**WRITTEN TASK:** Output all of the entries below precisely as written.

(Records excerpted from a collection)
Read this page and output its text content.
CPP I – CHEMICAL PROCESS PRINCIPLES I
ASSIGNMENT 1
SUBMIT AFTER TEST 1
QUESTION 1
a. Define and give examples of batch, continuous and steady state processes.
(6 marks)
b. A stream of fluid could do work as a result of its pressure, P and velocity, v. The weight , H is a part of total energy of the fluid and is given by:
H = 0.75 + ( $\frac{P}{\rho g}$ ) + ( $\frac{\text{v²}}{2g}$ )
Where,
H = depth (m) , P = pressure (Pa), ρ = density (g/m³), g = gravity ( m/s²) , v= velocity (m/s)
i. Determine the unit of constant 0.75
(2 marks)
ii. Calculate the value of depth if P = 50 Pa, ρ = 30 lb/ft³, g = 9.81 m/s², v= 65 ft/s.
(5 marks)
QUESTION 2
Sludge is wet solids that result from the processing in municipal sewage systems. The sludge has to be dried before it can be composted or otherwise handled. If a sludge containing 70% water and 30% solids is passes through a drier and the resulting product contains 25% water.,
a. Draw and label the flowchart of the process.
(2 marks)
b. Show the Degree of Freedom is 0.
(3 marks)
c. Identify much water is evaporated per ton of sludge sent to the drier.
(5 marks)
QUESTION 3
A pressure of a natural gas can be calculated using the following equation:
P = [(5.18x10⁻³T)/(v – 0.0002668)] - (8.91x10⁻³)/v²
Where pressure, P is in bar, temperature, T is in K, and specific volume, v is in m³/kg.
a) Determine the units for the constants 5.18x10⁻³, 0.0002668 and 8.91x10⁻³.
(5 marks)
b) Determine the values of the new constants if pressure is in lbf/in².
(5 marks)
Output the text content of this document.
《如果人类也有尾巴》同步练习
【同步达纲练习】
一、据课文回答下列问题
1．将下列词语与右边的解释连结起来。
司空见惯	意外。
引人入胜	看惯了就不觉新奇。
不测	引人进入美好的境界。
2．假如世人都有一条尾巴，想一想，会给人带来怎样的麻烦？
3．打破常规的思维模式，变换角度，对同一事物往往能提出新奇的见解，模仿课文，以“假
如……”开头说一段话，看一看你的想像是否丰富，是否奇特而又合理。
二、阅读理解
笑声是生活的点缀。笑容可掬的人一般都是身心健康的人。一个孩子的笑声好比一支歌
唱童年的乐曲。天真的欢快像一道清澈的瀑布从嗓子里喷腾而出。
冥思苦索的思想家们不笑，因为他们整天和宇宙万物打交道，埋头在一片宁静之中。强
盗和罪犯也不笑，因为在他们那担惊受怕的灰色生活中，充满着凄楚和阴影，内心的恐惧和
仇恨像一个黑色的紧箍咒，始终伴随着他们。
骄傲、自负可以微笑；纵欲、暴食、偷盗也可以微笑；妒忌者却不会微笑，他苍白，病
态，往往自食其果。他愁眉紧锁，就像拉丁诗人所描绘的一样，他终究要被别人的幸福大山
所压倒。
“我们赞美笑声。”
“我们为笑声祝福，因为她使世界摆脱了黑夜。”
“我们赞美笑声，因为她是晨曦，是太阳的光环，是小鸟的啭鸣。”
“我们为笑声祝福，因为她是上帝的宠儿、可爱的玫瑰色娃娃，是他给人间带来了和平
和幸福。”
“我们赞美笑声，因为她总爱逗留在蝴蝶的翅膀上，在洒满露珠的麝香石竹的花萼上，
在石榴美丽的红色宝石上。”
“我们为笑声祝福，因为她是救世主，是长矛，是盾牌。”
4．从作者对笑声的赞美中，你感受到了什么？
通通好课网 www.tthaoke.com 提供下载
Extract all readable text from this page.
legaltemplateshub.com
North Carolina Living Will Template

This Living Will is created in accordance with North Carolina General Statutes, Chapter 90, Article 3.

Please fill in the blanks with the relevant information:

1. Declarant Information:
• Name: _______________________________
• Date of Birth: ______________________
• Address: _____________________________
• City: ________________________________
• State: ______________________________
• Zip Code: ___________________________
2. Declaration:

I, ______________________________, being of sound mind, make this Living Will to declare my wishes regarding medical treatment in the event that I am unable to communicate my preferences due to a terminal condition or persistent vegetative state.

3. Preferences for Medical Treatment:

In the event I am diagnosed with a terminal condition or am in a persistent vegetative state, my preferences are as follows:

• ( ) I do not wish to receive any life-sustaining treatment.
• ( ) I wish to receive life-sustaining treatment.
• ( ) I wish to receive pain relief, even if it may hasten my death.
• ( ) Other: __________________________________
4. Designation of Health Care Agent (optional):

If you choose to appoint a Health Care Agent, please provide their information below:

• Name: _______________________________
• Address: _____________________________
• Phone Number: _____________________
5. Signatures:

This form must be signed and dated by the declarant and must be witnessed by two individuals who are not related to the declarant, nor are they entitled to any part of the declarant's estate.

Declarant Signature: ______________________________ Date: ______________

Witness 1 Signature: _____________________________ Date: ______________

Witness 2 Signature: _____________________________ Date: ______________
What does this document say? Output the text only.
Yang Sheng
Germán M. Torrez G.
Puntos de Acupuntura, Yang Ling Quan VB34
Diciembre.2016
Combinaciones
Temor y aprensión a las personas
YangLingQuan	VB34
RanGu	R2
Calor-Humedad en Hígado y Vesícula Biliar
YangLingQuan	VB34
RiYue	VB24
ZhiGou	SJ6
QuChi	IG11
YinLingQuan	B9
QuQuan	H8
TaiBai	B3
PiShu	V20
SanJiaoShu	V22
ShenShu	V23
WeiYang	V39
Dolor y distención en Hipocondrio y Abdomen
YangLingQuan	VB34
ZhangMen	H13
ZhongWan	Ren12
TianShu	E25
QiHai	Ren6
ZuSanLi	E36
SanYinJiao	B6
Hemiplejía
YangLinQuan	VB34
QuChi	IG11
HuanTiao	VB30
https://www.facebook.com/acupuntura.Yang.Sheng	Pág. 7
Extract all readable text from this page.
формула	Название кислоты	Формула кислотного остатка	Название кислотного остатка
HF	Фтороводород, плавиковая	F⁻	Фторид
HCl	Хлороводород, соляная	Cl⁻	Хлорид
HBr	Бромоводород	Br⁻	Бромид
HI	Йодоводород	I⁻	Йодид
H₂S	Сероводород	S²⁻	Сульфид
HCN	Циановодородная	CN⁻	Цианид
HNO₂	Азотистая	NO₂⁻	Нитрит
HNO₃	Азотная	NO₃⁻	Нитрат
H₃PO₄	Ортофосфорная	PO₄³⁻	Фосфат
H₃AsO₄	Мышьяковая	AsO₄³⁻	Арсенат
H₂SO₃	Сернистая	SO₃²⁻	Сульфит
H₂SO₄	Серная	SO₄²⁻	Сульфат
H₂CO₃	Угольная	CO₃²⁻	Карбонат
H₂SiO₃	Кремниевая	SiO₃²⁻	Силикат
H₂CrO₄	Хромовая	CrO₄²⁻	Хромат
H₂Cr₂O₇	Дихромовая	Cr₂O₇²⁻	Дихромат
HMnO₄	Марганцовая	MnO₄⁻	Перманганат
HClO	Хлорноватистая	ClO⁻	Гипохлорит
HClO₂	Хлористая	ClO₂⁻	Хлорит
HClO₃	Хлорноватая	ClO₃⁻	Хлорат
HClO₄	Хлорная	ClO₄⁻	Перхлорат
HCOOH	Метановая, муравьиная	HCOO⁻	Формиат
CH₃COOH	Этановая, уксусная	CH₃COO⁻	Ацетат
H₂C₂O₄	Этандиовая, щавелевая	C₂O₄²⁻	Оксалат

**IN RESPONSE:**
Read this page and output its text content.
CPP I – CHEMICAL PROCESS PRINCIPLES I
ASSIGNMENT 1
SUBMIT AFTER TEST 1
QUESTION 1
a. Define and give examples of batch, continuous and steady state processes.
(6 marks)
b. A stream of fluid could do work as a result of its pressure, P and velocity, v. The weight , H is a part of total energy of the fluid and is given by:
H = 0.75 + ( $\frac{P}{\rho g}$ ) + ( $\frac{\text{v²}}{2g}$ )
Where,
H = depth (m) , P = pressure (Pa), ρ = density (g/m³), g = gravity ( m/s²) , v= velocity (m/s)
i. Determine the unit of constant 0.75
(2 marks)
ii. Calculate the value of depth if P = 50 Pa, ρ = 30 lb/ft³, g = 9.81 m/s², v= 65 ft/s.
(5 marks)
QUESTION 2
Sludge is wet solids that result from the processing in municipal sewage systems. The sludge has to be dried before it can be composted or otherwise handled. If a sludge containing 70% water and 30% solids is passes through a drier and the resulting product contains 25% water.,
a. Draw and label the flowchart of the process.
(2 marks)
b. Show the Degree of Freedom is 0.
(3 marks)
c. Identify much water is evaporated per ton of sludge sent to the drier.
(5 marks)
QUESTION 3
A pressure of a natural gas can be calculated using the following equation:
P = [(5.18x10⁻³T)/(v – 0.0002668)] - (8.91x10⁻³)/v²
Where pressure, P is in bar, temperature, T is in K, and specific volume, v is in m³/kg.
a) Determine the units for the constants 5.18x10⁻³, 0.0002668 and 8.91x10⁻³.
(5 marks)
b) Determine the values of the new constants if pressure is in lbf/in².
(5 marks)
Output the text content of this document.
《如果人类也有尾巴》同步练习
【同步达纲练习】
一、据课文回答下列问题
1．将下列词语与右边的解释连结起来。
司空见惯	意外。
引人入胜	看惯了就不觉新奇。
不测	引人进入美好的境界。
2．假如世人都有一条尾巴，想一想，会给人带来怎样的麻烦？
3．打破常规的思维模式，变换角度，对同一事物往往能提出新奇的见解，模仿课文，以“假
如……”开头说一段话，看一看你的想像是否丰富，是否奇特而又合理。
二、阅读理解
笑声是生活的点缀。笑容可掬的人一般都是身心健康的人。一个孩子的笑声好比一支歌
唱童年的乐曲。天真的欢快像一道清澈的瀑布从嗓子里喷腾而出。
冥思苦索的思想家们不笑，因为他们整天和宇宙万物打交道，埋头在一片宁静之中。强
盗和罪犯也不笑，因为在他们那担惊受怕的灰色生活中，充满着凄楚和阴影，内心的恐惧和
仇恨像一个黑色的紧箍咒，始终伴随着他们。
骄傲、自负可以微笑；纵欲、暴食、偷盗也可以微笑；妒忌者却不会微笑，他苍白，病
态，往往自食其果。他愁眉紧锁，就像拉丁诗人所描绘的一样，他终究要被别人的幸福大山
所压倒。
“我们赞美笑声。”
“我们为笑声祝福，因为她使世界摆脱了黑夜。”
“我们赞美笑声，因为她是晨曦，是太阳的光环，是小鸟的啭鸣。”
“我们为笑声祝福，因为她是上帝的宠儿、可爱的玫瑰色娃娃，是他给人间带来了和平
和幸福。”
“我们赞美笑声，因为她总爱逗留在蝴蝶的翅膀上，在洒满露珠的麝香石竹的花萼上，
在石榴美丽的红色宝石上。”
“我们为笑声祝福，因为她是救世主，是长矛，是盾牌。”
4．从作者对笑声的赞美中，你感受到了什么？
通通好课网 www.tthaoke.com 提供下载
Extract all readable text from this page.
legaltemplateshub.com
North Carolina Living Will Template

This Living Will is created in accordance with North Carolina General Statutes, Chapter 90, Article 3.

Please fill in the blanks with the relevant information:

1. Declarant Information:
• Name: _______________________________
• Date of Birth: ______________________
• Address: _____________________________
• City: ________________________________
• State: ______________________________
• Zip Code: ___________________________
2. Declaration:

I, ______________________________, being of sound mind, make this Living Will to declare my wishes regarding medical treatment in the event that I am unable to communicate my preferences due to a terminal condition or persistent vegetative state.

3. Preferences for Medical Treatment:

In the event I am diagnosed with a terminal condition or am in a persistent vegetative state, my preferences are as follows:

• ( ) I do not wish to receive any life-sustaining treatment.
• ( ) I wish to receive life-sustaining treatment.
• ( ) I wish to receive pain relief, even if it may hasten my death.
• ( ) Other: __________________________________
4. Designation of Health Care Agent (optional):

If you choose to appoint a Health Care Agent, please provide their information below:

• Name: _______________________________
• Address: _____________________________
• Phone Number: _____________________
5. Signatures:

This form must be signed and dated by the declarant and must be witnessed by two individuals who are not related to the declarant, nor are they entitled to any part of the declarant's estate.

Declarant Signature: ______________________________ Date: ______________

Witness 1 Signature: _____________________________ Date: ______________

Witness 2 Signature: _____________________________ Date: ______________
What does this document say? Output the text only.
Yang Sheng
Germán M. Torrez G.
Puntos de Acupuntura, Yang Ling Quan VB34
Diciembre.2016
Combinaciones
Temor y aprensión a las personas
YangLingQuan	VB34
RanGu	R2
Calor-Humedad en Hígado y Vesícula Biliar
YangLingQuan	VB34
RiYue	VB24
ZhiGou	SJ6
QuChi	IG11
YinLingQuan	B9
QuQuan	H8
TaiBai	B3
PiShu	V20
SanJiaoShu	V22
ShenShu	V23
WeiYang	V39
Dolor y distención en Hipocondrio y Abdomen
YangLingQuan	VB34
ZhangMen	H13
ZhongWan	Ren12
TianShu	E25
QiHai	Ren6
ZuSanLi	E36
SanYinJiao	B6
Hemiplejía
YangLinQuan	VB34
QuChi	IG11
HuanTiao	VB30
https://www.facebook.com/acupuntura.Yang.Sheng	Pág. 7
Extract all readable text from this page.
формула	Название кислоты	Формула кислотного остатка	Название кислотного остатка
HF	Фтороводород, плавиковая	F⁻	Фторид
HCl	Хлороводород, соляная	Cl⁻	Хлорид
HBr	Бромоводород	Br⁻	Бромид
HI	Йодоводород	I⁻	Йодид
H₂S	Сероводород	S²⁻	Сульфид
HCN	Циановодородная	CN⁻	Цианид
HNO₂	Азотистая	NO₂⁻	Нитрит
HNO₃	Азотная	NO₃⁻	Нитрат
H₃PO₄	Ортофосфорная	PO₄³⁻	Фосфат
H₃AsO₄	Мышьяковая	AsO₄³⁻	Арсенат
H₂SO₃	Сернистая	SO₃²⁻	Сульфит
H₂SO₄	Серная	SO₄²⁻	Сульфат
H₂CO₃	Угольная	CO₃²⁻	Карбонат
H₂SiO₃	Кремниевая	SiO₃²⁻	Силикат
H₂CrO₄	Хромовая	CrO₄²⁻	Хромат
H₂Cr₂O₇	Дихромовая	Cr₂O₇²⁻	Дихромат
HMnO₄	Марганцовая	MnO₄⁻	Перманганат
HClO	Хлорноватистая	ClO⁻	Гипохлорит
HClO₂	Хлористая	ClO₂⁻	Хлорит
HClO₃	Хлорноватая	ClO₃⁻	Хлорат
HClO₄	Хлорная	ClO₄⁻	Перхлорат
HCOOH	Метановая, муравьиная	HCOO⁻	Формиат
CH₃COOH	Этановая, уксусная	CH₃COO⁻	Ацетат
H₂C₂O₄	Этандиовая, щавелевая	C₂O₄²⁻	Оксалат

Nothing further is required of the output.